------ The data
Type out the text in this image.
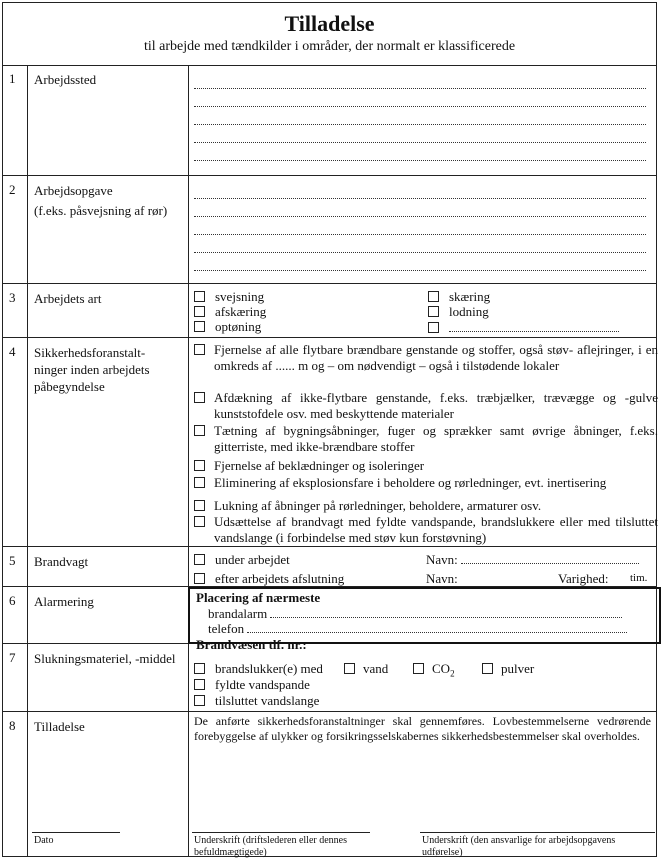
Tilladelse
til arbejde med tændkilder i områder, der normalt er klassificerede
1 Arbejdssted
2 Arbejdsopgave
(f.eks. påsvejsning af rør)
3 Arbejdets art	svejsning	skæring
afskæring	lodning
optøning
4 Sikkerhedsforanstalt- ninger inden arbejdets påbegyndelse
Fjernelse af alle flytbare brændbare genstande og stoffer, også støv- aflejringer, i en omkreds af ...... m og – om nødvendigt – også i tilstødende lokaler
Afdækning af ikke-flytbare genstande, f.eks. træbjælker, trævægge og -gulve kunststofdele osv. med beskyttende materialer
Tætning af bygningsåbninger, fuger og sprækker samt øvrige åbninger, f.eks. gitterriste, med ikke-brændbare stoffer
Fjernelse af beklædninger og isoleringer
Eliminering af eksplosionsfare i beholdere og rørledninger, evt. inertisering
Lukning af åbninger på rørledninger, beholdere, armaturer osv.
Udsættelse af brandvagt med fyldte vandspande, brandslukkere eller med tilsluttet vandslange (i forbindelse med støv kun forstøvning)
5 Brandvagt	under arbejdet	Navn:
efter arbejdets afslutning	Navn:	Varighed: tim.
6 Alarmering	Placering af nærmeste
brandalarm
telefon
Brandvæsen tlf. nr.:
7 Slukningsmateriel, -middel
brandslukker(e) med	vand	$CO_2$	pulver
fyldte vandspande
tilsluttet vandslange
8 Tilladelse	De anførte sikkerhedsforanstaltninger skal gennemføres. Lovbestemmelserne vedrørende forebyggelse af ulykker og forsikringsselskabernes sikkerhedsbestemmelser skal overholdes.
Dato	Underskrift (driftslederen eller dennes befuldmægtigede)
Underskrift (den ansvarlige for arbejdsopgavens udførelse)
------------
------ The data
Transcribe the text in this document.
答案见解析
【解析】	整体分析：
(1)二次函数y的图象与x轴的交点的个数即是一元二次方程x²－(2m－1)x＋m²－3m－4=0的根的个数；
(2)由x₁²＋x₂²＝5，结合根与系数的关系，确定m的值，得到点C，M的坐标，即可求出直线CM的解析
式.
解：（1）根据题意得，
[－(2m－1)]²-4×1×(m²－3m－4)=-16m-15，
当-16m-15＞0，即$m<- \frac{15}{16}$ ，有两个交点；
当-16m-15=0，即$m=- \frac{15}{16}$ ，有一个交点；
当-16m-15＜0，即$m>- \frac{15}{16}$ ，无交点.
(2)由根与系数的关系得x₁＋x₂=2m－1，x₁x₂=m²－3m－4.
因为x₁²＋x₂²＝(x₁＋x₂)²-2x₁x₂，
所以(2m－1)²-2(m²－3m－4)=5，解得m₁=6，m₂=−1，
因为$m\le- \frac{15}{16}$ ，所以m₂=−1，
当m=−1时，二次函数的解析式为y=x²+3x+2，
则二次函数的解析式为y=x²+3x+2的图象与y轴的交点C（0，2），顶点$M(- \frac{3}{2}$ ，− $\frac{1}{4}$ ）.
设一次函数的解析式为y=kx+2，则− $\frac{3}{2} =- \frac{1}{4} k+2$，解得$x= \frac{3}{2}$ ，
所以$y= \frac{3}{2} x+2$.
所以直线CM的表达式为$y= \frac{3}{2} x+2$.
------------
■ Directions
Look through the entries and find each line that has the string "vandslange". Copy those lines.

■ Task solution
Udsættelse af brandvagt med fyldte vandspande, brandslukkere eller med tilsluttet vandslange (i forbindelse med støv kun forstøvning)
tilsluttet vandslange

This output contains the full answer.